═════ Dataset rows ═════

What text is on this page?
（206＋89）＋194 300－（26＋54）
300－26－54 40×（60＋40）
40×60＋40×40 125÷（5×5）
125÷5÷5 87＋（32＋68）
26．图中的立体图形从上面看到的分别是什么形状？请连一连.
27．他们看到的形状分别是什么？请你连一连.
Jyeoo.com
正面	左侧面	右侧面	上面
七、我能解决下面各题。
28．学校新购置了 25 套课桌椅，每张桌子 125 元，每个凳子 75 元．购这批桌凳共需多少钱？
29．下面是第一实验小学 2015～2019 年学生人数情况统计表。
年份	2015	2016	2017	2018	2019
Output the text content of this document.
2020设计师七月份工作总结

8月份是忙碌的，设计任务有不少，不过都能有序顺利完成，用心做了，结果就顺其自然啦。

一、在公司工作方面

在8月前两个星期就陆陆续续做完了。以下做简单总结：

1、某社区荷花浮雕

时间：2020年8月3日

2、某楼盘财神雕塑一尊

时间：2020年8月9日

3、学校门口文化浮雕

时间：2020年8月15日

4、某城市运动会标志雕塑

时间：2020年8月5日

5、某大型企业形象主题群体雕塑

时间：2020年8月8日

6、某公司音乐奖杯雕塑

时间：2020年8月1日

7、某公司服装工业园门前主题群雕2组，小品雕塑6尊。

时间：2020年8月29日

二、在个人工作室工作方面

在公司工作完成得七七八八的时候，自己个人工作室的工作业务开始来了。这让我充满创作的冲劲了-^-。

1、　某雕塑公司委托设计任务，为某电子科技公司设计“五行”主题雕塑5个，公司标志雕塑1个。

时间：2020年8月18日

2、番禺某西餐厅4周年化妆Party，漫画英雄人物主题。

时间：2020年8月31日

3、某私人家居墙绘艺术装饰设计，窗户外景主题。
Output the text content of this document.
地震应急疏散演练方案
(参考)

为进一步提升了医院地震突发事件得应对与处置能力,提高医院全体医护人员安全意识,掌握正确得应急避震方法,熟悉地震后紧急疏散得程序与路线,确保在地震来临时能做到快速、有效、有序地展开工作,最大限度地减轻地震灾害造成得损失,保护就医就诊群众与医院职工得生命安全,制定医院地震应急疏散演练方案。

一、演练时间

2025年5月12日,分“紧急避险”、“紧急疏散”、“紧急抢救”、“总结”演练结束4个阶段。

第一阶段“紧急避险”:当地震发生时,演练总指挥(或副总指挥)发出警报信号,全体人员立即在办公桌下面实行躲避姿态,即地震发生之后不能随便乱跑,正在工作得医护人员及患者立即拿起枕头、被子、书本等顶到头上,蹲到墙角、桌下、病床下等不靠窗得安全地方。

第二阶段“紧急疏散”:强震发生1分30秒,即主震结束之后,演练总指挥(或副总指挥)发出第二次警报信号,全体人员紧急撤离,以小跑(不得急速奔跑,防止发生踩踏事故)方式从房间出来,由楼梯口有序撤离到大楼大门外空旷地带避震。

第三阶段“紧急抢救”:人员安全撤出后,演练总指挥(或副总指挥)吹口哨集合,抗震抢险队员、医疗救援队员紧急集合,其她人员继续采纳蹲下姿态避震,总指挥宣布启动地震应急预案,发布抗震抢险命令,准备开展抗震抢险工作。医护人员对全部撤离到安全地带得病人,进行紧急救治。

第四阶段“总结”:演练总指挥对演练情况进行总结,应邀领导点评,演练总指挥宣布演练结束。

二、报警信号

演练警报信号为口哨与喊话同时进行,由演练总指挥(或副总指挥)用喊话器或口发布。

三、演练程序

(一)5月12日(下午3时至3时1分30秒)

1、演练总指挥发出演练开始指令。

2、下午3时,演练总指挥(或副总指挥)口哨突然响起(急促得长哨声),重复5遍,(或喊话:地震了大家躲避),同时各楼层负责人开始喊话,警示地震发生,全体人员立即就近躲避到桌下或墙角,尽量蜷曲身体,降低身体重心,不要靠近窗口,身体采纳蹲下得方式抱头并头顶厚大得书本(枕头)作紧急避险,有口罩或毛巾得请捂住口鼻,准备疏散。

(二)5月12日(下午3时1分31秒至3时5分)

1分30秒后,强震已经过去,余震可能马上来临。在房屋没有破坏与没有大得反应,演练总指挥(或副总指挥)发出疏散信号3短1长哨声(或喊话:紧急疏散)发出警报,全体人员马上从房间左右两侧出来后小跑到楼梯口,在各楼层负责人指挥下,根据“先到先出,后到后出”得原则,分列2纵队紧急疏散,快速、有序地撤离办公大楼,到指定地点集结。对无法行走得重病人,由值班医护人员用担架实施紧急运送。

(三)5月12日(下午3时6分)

═════

◆ **Exercise**:
Pick out each line above that includes "紧急抢救" and show it.

◆ **Answer to the task**:
2025年5月12日,分“紧急避险”、“紧急疏散”、“紧急抢救”、“总结”演练结束4个阶段。
第三阶段“紧急抢救”:人员安全撤出后,演练总指挥(或副总指挥)吹口哨集合,抗震抢险队员、医疗救援队员紧急集合,其她人员继续采纳蹲下姿态避震,总指挥宣布启动地震应急预案,发布抗震抢险命令,准备开展抗震抢险工作。医护人员对全部撤离到安全地带得病人,进行紧急救治。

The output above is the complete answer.